| DIRECTIONS |
Each line of the material below should be reproduced exactly.

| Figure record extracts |
----

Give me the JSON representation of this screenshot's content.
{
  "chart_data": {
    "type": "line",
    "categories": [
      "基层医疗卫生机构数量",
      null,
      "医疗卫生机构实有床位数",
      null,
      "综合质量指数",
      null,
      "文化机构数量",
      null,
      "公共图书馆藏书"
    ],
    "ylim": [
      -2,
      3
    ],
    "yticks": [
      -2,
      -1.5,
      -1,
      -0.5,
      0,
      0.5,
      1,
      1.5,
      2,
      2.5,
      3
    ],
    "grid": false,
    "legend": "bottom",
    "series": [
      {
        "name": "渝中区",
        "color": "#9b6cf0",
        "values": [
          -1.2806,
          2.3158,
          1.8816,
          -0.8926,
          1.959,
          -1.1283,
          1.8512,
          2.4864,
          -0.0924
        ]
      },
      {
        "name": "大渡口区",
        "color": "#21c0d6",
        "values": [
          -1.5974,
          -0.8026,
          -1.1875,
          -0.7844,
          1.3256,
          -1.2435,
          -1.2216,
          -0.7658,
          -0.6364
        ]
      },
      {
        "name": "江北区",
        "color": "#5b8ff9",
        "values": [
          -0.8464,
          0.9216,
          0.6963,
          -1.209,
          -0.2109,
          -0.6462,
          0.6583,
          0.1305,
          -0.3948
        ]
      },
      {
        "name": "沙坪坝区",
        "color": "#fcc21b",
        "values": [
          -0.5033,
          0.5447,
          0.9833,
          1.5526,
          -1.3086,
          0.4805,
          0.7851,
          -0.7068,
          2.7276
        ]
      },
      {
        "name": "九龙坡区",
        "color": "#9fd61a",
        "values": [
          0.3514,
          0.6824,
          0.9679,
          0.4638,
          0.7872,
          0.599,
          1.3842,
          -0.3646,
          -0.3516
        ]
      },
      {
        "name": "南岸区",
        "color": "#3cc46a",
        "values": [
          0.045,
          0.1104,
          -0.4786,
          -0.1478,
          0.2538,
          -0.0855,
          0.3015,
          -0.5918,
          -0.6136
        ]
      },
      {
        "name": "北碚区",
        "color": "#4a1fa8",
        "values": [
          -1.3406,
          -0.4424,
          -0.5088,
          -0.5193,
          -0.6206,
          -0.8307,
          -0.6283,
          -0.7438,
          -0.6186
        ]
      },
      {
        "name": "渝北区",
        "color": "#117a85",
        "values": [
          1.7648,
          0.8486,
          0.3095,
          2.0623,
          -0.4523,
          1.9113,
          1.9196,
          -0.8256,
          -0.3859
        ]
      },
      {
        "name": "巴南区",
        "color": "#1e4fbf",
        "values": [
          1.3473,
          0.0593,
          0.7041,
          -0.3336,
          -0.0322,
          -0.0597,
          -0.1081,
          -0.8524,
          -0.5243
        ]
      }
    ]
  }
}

----

| TASK ANSWER |
Give me the JSON representation of this screenshot's content.
{
  "chart_data": {
    "type": "line",
    "categories": [
      "基层医疗卫生机构数量",
      null,
      "医疗卫生机构实有床位数",
      null,
      "综合质量指数",
      null,
      "文化机构数量",
      null,
      "公共图书馆藏书"
    ],
    "ylim": [
      -2,
      3
    ],
    "yticks": [
      -2,
      -1.5,
      -1,
      -0.5,
      0,
      0.5,
      1,
      1.5,
      2,
      2.5,
      3
    ],
    "grid": false,
    "legend": "bottom",
    "series": [
      {
        "name": "渝中区",
        "color": "#9b6cf0",
        "values": [
          -1.2806,
          2.3158,
          1.8816,
          -0.8926,
          1.959,
          -1.1283,
          1.8512,
          2.4864,
          -0.0924
        ]
      },
      {
        "name": "大渡口区",
        "color": "#21c0d6",
        "values": [
          -1.5974,
          -0.8026,
          -1.1875,
          -0.7844,
          1.3256,
          -1.2435,
          -1.2216,
          -0.7658,
          -0.6364
        ]
      },
      {
        "name": "江北区",
        "color": "#5b8ff9",
        "values": [
          -0.8464,
          0.9216,
          0.6963,
          -1.209,
          -0.2109,
          -0.6462,
          0.6583,
          0.1305,
          -0.3948
        ]
      },
      {
        "name": "沙坪坝区",
        "color": "#fcc21b",
        "values": [
          -0.5033,
          0.5447,
          0.9833,
          1.5526,
          -1.3086,
          0.4805,
          0.7851,
          -0.7068,
          2.7276
        ]
      },
      {
        "name": "九龙坡区",
        "color": "#9fd61a",
        "values": [
          0.3514,
          0.6824,
          0.9679,
          0.4638,
          0.7872,
          0.599,
          1.3842,
          -0.3646,
          -0.3516
        ]
      },
      {
        "name": "南岸区",
        "color": "#3cc46a",
        "values": [
          0.045,
          0.1104,
          -0.4786,
          -0.1478,
          0.2538,
          -0.0855,
          0.3015,
          -0.5918,
          -0.6136
        ]
      },
      {
        "name": "北碚区",
        "color": "#4a1fa8",
        "values": [
          -1.3406,
          -0.4424,
          -0.5088,
          -0.5193,
          -0.6206,
          -0.8307,
          -0.6283,
          -0.7438,
          -0.6186
        ]
      },
      {
        "name": "渝北区",
        "color": "#117a85",
        "values": [
          1.7648,
          0.8486,
          0.3095,
          2.0623,
          -0.4523,
          1.9113,
          1.9196,
          -0.8256,
          -0.3859
        ]
      },
      {
        "name": "巴南区",
        "color": "#1e4fbf",
        "values": [
          1.3473,
          0.0593,
          0.7041,
          -0.3336,
          -0.0322,
          -0.0597,
          -0.1081,
          -0.8524,
          -0.5243
        ]
      }
    ]
  }
}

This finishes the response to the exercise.